Collected data
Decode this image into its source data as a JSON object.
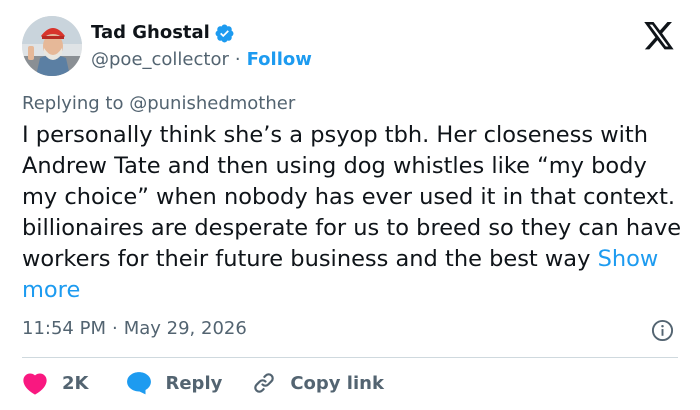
{
  "author": {
    "display_name": "Tad Ghostal",
    "handle": "@poe_collector",
    "follow_label": "Follow",
    "separator": "·"
  },
  "reply_context": {
    "prefix": "Replying to",
    "mention": "@punishedmother"
  },
  "tweet": {
    "text": "I personally think she’s a psyop tbh. Her closeness with Andrew Tate and then using dog whistles like “my body my choice” when nobody has ever used it in that context. billionaires are desperate for us to breed so they can have workers for their future business and the best way",
    "show_more_label": "Show more",
    "time": "11:54 PM",
    "date": "May 29, 2026",
    "date_separator": "·"
  },
  "actions": {
    "like_count": "2K",
    "reply_label": "Reply",
    "copy_link_label": "Copy link"
  },
  "icons": {
    "verified": "verified-badge-icon",
    "platform": "x-logo-icon",
    "info": "info-icon",
    "like": "heart-icon",
    "reply": "speech-bubble-icon",
    "copy": "link-icon"
  },
  "colors": {
    "accent": "#1d9bf0",
    "like": "#f91880",
    "muted": "#536471",
    "text": "#0f1419",
    "divider": "#cfd9de"
  }
}
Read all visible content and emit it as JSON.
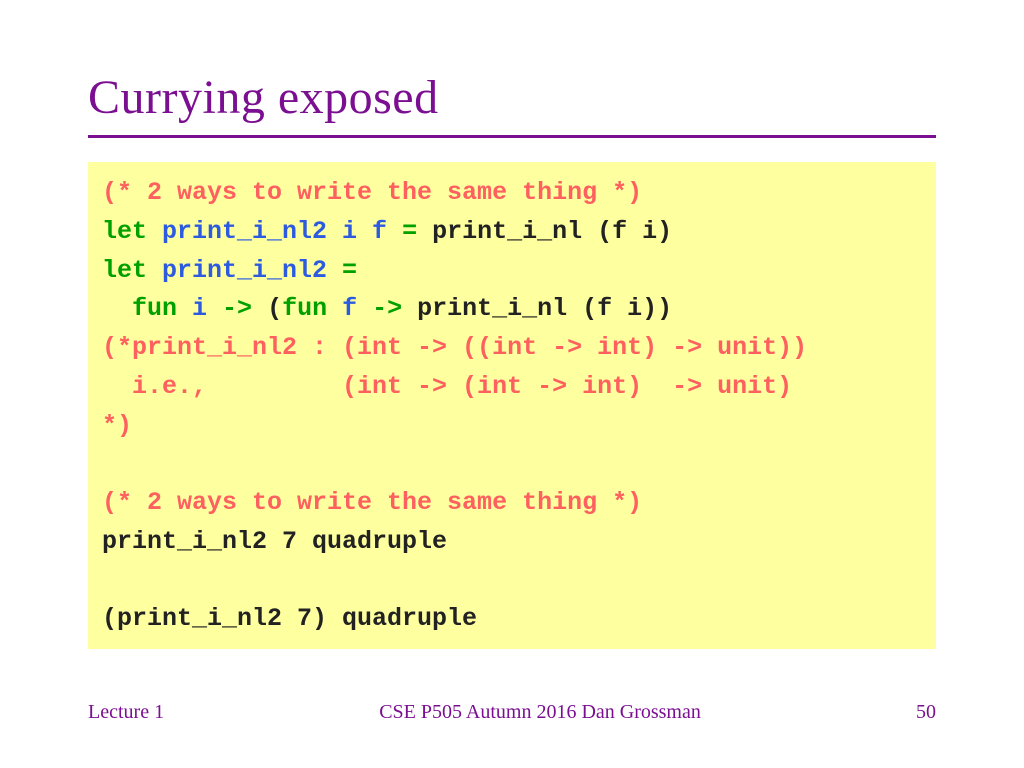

REQUIREMENTS
Your task is to reproduce all of the material exactly. The pictures stay out.

SOLUTION FOR THIS PROBLEM
Decode this image into its source data as a JSON object.
{
  "author": {
    "display_name": "Tad Ghostal",
    "handle": "@poe_collector",
    "follow_label": "Follow",
    "separator": "·"
  },
  "reply_context": {
    "prefix": "Replying to",
    "mention": "@punishedmother"
  },
  "tweet": {
    "text": "I personally think she’s a psyop tbh. Her closeness with Andrew Tate and then using dog whistles like “my body my choice” when nobody has ever used it in that context. billionaires are desperate for us to breed so they can have workers for their future business and the best way",
    "show_more_label": "Show more",
    "time": "11:54 PM",
    "date": "May 29, 2026",
    "date_separator": "·"
  },
  "actions": {
    "like_count": "2K",
    "reply_label": "Reply",
    "copy_link_label": "Copy link"
  },
  "icons": {
    "verified": "verified-badge-icon",
    "platform": "x-logo-icon",
    "info": "info-icon",
    "like": "heart-icon",
    "reply": "speech-bubble-icon",
    "copy": "link-icon"
  },
  "colors": {
    "accent": "#1d9bf0",
    "like": "#f91880",
    "muted": "#536471",
    "text": "#0f1419",
    "divider": "#cfd9de"
  }
}
Read all visible content and emit it as JSON.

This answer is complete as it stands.